* begin The records *
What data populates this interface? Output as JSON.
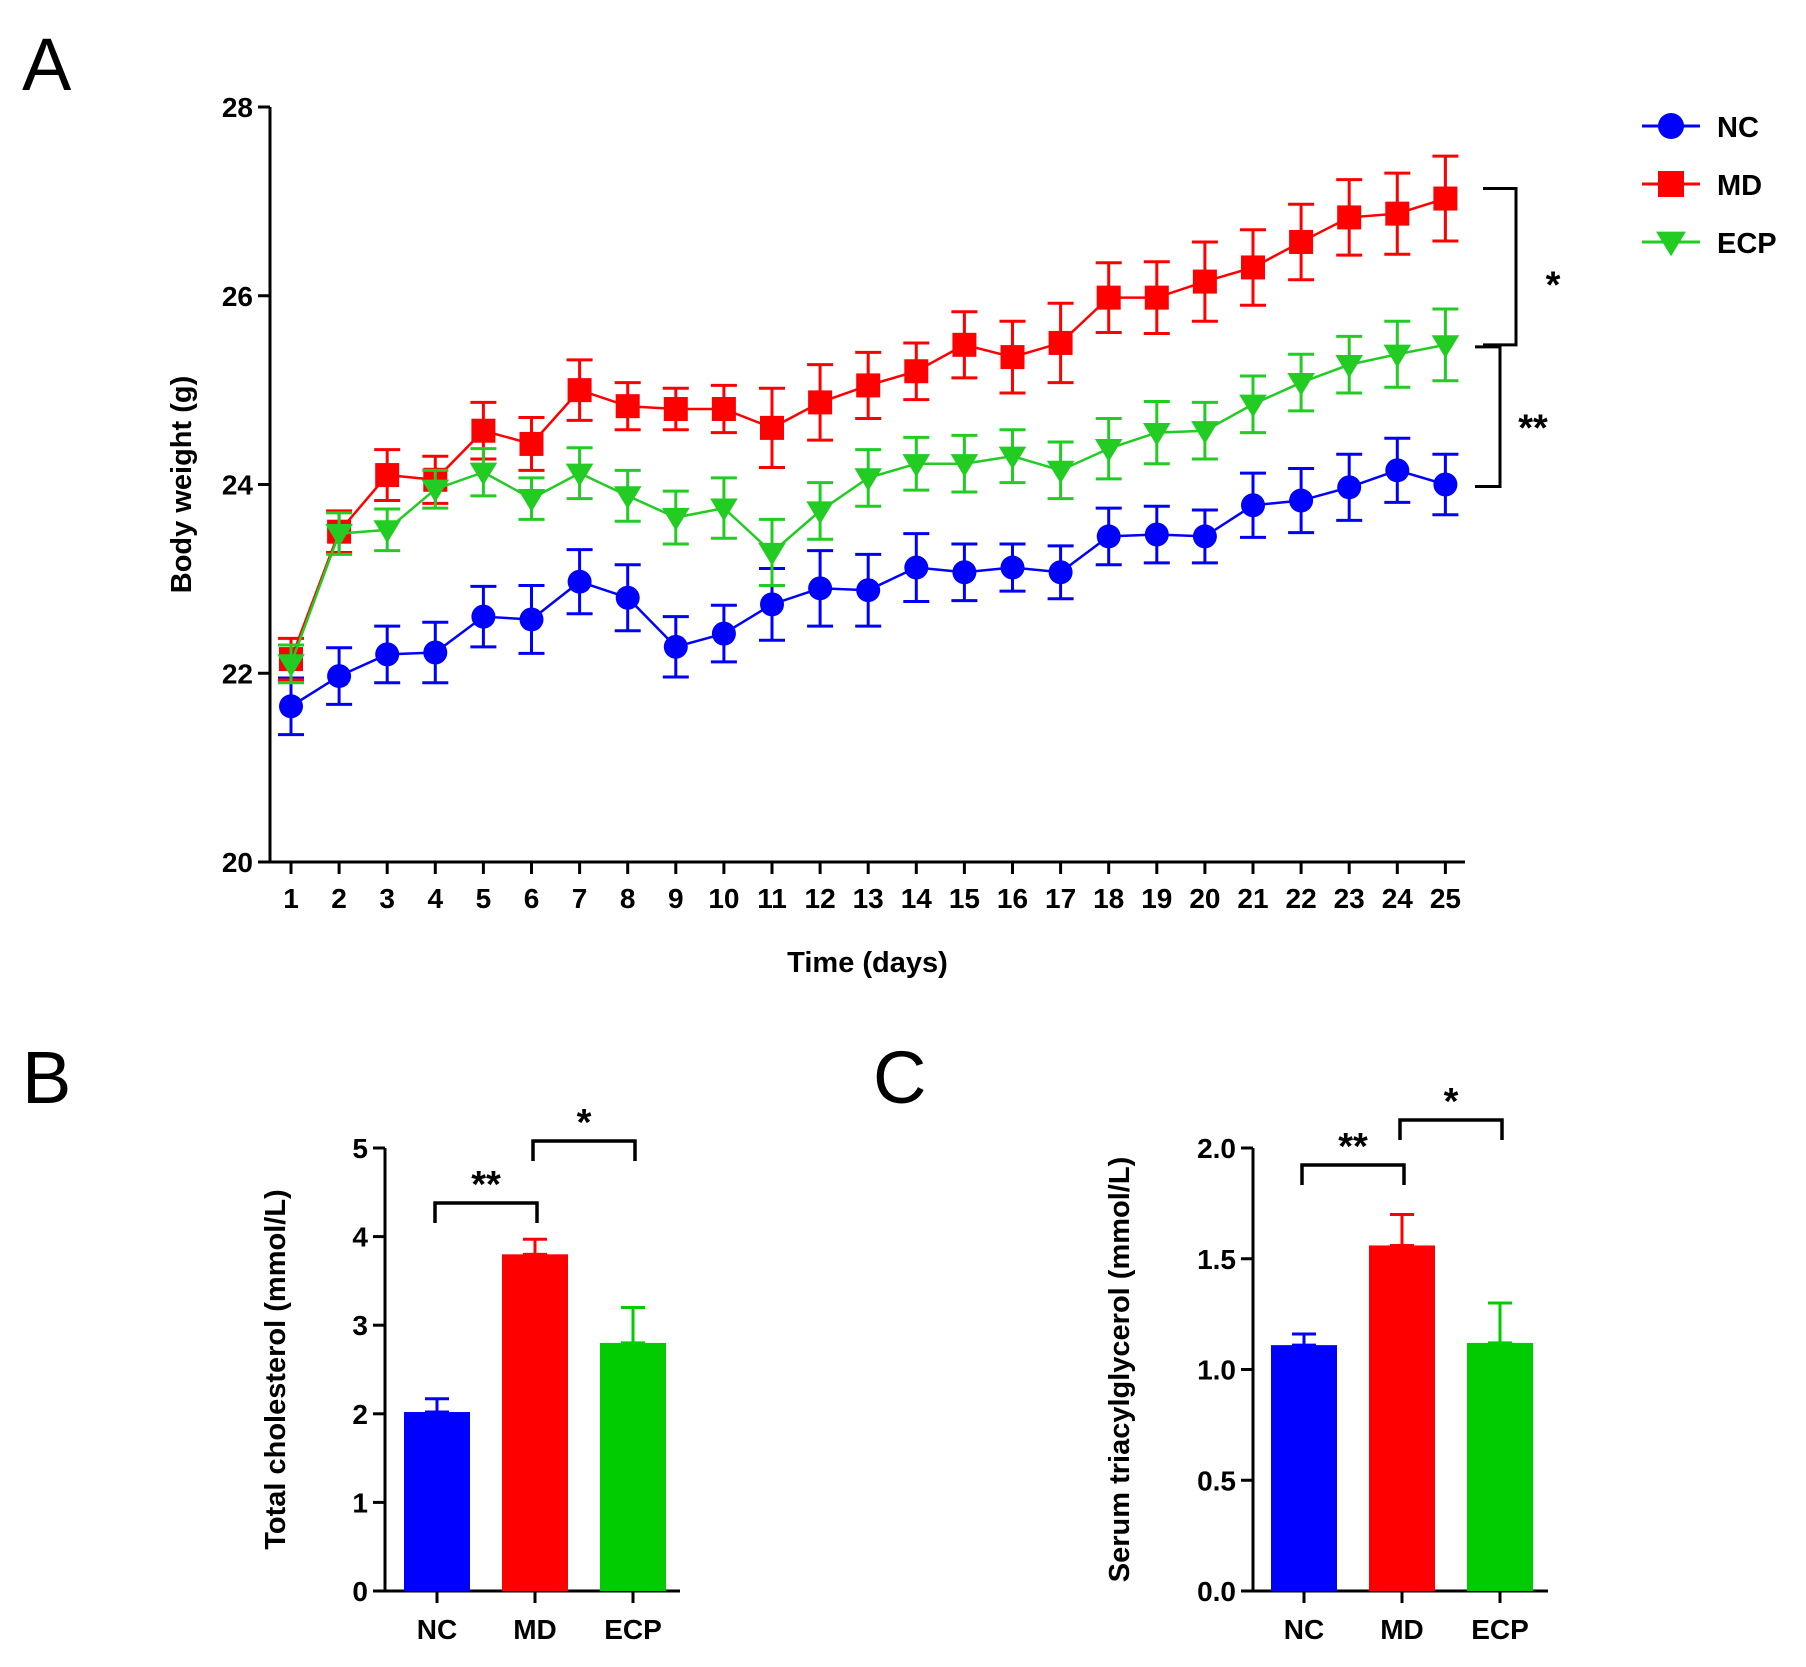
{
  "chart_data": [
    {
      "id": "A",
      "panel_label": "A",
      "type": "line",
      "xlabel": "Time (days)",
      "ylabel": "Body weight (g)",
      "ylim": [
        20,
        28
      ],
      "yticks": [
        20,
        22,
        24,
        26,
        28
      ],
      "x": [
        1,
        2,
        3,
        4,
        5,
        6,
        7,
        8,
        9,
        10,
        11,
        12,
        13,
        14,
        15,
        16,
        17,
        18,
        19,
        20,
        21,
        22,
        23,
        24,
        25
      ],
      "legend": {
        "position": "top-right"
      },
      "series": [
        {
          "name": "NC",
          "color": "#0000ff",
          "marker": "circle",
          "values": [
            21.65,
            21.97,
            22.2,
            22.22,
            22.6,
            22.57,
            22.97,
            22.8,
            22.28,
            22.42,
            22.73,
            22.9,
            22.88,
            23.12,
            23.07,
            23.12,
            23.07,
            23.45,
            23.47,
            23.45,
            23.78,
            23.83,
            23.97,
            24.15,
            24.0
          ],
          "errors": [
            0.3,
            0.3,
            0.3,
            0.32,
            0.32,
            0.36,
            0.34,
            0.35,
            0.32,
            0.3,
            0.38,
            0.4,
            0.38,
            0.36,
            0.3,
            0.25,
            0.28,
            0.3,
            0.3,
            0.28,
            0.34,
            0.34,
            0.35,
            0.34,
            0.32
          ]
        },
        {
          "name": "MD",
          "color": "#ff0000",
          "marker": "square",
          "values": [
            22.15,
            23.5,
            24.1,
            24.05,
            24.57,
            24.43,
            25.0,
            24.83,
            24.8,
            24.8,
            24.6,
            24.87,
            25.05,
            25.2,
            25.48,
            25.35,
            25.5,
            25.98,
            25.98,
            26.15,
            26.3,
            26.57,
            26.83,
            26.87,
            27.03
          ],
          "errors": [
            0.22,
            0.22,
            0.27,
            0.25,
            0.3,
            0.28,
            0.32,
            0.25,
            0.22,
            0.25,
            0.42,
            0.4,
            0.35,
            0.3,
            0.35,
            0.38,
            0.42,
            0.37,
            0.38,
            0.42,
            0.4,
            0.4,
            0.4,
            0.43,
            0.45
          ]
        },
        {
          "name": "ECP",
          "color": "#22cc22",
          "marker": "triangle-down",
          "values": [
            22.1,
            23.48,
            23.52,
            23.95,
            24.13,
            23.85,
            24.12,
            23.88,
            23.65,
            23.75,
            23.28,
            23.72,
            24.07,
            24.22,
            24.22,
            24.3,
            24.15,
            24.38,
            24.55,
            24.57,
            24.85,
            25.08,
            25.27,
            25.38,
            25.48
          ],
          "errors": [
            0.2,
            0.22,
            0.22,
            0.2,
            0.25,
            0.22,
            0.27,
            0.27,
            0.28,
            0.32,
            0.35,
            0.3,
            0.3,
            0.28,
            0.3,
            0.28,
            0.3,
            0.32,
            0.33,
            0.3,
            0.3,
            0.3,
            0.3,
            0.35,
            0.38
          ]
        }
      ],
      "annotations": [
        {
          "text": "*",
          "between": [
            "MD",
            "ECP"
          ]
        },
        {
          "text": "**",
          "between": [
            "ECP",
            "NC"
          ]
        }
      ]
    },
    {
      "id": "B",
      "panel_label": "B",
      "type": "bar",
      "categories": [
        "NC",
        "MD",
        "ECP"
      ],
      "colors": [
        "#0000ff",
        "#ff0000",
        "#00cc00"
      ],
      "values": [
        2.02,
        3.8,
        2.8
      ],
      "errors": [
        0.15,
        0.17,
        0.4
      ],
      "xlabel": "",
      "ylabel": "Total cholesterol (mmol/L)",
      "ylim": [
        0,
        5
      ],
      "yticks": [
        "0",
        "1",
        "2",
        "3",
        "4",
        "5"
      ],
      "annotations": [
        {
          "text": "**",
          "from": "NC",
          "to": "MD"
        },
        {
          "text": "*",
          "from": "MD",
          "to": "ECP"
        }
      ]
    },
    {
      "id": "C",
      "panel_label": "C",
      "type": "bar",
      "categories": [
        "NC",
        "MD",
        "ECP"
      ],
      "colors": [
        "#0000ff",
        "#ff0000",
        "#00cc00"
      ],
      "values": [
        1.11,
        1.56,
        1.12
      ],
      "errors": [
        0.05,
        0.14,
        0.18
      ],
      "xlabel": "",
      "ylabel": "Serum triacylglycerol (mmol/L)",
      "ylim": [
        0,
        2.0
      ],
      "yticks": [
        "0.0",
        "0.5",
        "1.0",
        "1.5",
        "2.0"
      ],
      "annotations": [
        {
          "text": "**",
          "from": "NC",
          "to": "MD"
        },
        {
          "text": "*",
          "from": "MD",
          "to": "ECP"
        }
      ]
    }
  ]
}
* end The records *
Task prompt> Write out the records above once more, word for word, with no pictures.

Result of this exercise>
What data populates this interface? Output as JSON.
{
  "chart_data": [
    {
      "id": "A",
      "panel_label": "A",
      "type": "line",
      "xlabel": "Time (days)",
      "ylabel": "Body weight (g)",
      "ylim": [
        20,
        28
      ],
      "yticks": [
        20,
        22,
        24,
        26,
        28
      ],
      "x": [
        1,
        2,
        3,
        4,
        5,
        6,
        7,
        8,
        9,
        10,
        11,
        12,
        13,
        14,
        15,
        16,
        17,
        18,
        19,
        20,
        21,
        22,
        23,
        24,
        25
      ],
      "legend": {
        "position": "top-right"
      },
      "series": [
        {
          "name": "NC",
          "color": "#0000ff",
          "marker": "circle",
          "values": [
            21.65,
            21.97,
            22.2,
            22.22,
            22.6,
            22.57,
            22.97,
            22.8,
            22.28,
            22.42,
            22.73,
            22.9,
            22.88,
            23.12,
            23.07,
            23.12,
            23.07,
            23.45,
            23.47,
            23.45,
            23.78,
            23.83,
            23.97,
            24.15,
            24.0
          ],
          "errors": [
            0.3,
            0.3,
            0.3,
            0.32,
            0.32,
            0.36,
            0.34,
            0.35,
            0.32,
            0.3,
            0.38,
            0.4,
            0.38,
            0.36,
            0.3,
            0.25,
            0.28,
            0.3,
            0.3,
            0.28,
            0.34,
            0.34,
            0.35,
            0.34,
            0.32
          ]
        },
        {
          "name": "MD",
          "color": "#ff0000",
          "marker": "square",
          "values": [
            22.15,
            23.5,
            24.1,
            24.05,
            24.57,
            24.43,
            25.0,
            24.83,
            24.8,
            24.8,
            24.6,
            24.87,
            25.05,
            25.2,
            25.48,
            25.35,
            25.5,
            25.98,
            25.98,
            26.15,
            26.3,
            26.57,
            26.83,
            26.87,
            27.03
          ],
          "errors": [
            0.22,
            0.22,
            0.27,
            0.25,
            0.3,
            0.28,
            0.32,
            0.25,
            0.22,
            0.25,
            0.42,
            0.4,
            0.35,
            0.3,
            0.35,
            0.38,
            0.42,
            0.37,
            0.38,
            0.42,
            0.4,
            0.4,
            0.4,
            0.43,
            0.45
          ]
        },
        {
          "name": "ECP",
          "color": "#22cc22",
          "marker": "triangle-down",
          "values": [
            22.1,
            23.48,
            23.52,
            23.95,
            24.13,
            23.85,
            24.12,
            23.88,
            23.65,
            23.75,
            23.28,
            23.72,
            24.07,
            24.22,
            24.22,
            24.3,
            24.15,
            24.38,
            24.55,
            24.57,
            24.85,
            25.08,
            25.27,
            25.38,
            25.48
          ],
          "errors": [
            0.2,
            0.22,
            0.22,
            0.2,
            0.25,
            0.22,
            0.27,
            0.27,
            0.28,
            0.32,
            0.35,
            0.3,
            0.3,
            0.28,
            0.3,
            0.28,
            0.3,
            0.32,
            0.33,
            0.3,
            0.3,
            0.3,
            0.3,
            0.35,
            0.38
          ]
        }
      ],
      "annotations": [
        {
          "text": "*",
          "between": [
            "MD",
            "ECP"
          ]
        },
        {
          "text": "**",
          "between": [
            "ECP",
            "NC"
          ]
        }
      ]
    },
    {
      "id": "B",
      "panel_label": "B",
      "type": "bar",
      "categories": [
        "NC",
        "MD",
        "ECP"
      ],
      "colors": [
        "#0000ff",
        "#ff0000",
        "#00cc00"
      ],
      "values": [
        2.02,
        3.8,
        2.8
      ],
      "errors": [
        0.15,
        0.17,
        0.4
      ],
      "xlabel": "",
      "ylabel": "Total cholesterol (mmol/L)",
      "ylim": [
        0,
        5
      ],
      "yticks": [
        "0",
        "1",
        "2",
        "3",
        "4",
        "5"
      ],
      "annotations": [
        {
          "text": "**",
          "from": "NC",
          "to": "MD"
        },
        {
          "text": "*",
          "from": "MD",
          "to": "ECP"
        }
      ]
    },
    {
      "id": "C",
      "panel_label": "C",
      "type": "bar",
      "categories": [
        "NC",
        "MD",
        "ECP"
      ],
      "colors": [
        "#0000ff",
        "#ff0000",
        "#00cc00"
      ],
      "values": [
        1.11,
        1.56,
        1.12
      ],
      "errors": [
        0.05,
        0.14,
        0.18
      ],
      "xlabel": "",
      "ylabel": "Serum triacylglycerol (mmol/L)",
      "ylim": [
        0,
        2.0
      ],
      "yticks": [
        "0.0",
        "0.5",
        "1.0",
        "1.5",
        "2.0"
      ],
      "annotations": [
        {
          "text": "**",
          "from": "NC",
          "to": "MD"
        },
        {
          "text": "*",
          "from": "MD",
          "to": "ECP"
        }
      ]
    }
  ]
}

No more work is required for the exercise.